[Rows from a dataset]
"""
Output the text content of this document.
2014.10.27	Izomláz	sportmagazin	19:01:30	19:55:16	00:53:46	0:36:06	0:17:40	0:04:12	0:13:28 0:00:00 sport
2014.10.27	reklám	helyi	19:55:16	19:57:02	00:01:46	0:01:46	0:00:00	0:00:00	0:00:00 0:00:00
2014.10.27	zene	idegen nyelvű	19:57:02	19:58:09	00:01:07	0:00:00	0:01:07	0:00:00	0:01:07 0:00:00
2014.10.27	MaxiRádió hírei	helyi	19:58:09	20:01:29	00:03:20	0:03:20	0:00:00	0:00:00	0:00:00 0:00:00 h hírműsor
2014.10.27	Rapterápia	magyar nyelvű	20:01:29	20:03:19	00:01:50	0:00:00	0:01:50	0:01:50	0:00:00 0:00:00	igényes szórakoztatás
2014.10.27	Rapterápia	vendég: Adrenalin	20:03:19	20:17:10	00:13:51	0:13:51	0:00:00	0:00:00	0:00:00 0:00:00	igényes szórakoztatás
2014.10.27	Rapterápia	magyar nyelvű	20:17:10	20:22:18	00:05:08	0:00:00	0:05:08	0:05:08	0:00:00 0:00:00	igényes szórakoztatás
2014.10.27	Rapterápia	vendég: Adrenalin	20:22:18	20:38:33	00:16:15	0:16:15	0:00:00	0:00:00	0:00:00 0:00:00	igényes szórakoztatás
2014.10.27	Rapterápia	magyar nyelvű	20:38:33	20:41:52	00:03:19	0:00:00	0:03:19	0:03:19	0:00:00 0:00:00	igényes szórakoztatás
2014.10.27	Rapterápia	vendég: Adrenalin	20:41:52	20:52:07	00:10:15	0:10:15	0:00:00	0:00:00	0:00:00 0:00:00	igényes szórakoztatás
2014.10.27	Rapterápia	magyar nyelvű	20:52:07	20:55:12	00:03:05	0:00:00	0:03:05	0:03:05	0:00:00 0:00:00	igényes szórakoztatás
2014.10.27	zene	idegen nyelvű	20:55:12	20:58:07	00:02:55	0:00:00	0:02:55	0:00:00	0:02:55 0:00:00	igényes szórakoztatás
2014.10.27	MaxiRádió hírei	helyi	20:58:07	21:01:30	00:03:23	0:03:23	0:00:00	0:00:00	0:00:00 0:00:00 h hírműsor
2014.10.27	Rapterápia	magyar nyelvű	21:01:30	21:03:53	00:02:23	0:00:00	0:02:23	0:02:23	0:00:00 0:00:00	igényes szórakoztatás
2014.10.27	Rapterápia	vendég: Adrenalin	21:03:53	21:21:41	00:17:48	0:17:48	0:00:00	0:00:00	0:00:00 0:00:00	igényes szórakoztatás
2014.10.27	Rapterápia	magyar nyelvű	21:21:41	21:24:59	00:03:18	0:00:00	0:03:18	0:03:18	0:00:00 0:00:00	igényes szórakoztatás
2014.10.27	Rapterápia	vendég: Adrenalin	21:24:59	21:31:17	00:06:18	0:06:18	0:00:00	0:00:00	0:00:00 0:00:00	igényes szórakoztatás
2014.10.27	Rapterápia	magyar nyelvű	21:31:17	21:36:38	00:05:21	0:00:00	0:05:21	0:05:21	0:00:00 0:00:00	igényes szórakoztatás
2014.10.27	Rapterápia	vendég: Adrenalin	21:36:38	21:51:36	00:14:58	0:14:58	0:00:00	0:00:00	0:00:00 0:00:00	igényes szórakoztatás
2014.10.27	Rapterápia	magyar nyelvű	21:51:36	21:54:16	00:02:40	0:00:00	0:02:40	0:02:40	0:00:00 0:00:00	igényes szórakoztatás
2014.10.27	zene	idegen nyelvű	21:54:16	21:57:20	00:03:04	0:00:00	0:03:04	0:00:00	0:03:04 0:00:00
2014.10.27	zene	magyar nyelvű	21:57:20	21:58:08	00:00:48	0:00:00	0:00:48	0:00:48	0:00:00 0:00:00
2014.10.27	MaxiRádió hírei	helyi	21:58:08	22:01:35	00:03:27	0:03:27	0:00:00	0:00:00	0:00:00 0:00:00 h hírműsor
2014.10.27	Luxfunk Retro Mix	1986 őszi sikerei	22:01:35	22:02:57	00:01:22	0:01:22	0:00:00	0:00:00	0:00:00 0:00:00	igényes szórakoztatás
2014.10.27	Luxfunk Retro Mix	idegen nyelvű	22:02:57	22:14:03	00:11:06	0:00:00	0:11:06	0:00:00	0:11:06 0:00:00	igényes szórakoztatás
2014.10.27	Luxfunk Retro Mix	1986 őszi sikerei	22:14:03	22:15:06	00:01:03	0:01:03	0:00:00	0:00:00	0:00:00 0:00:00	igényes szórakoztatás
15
"""
◆ **Directive**
Where a line contains the string "zene", extract that line.

◆ **Output for this task**
2014.10.27	zene	idegen nyelvű	19:57:02	19:58:09	00:01:07	0:00:00	0:01:07	0:00:00	0:01:07 0:00:00
2014.10.27	zene	idegen nyelvű	20:55:12	20:58:07	00:02:55	0:00:00	0:02:55	0:00:00	0:02:55 0:00:00	igényes szórakoztatás
2014.10.27	zene	idegen nyelvű	21:54:16	21:57:20	00:03:04	0:00:00	0:03:04	0:00:00	0:03:04 0:00:00
2014.10.27	zene	magyar nyelvű	21:57:20	21:58:08	00:00:48	0:00:00	0:00:48	0:00:48	0:00:00 0:00:00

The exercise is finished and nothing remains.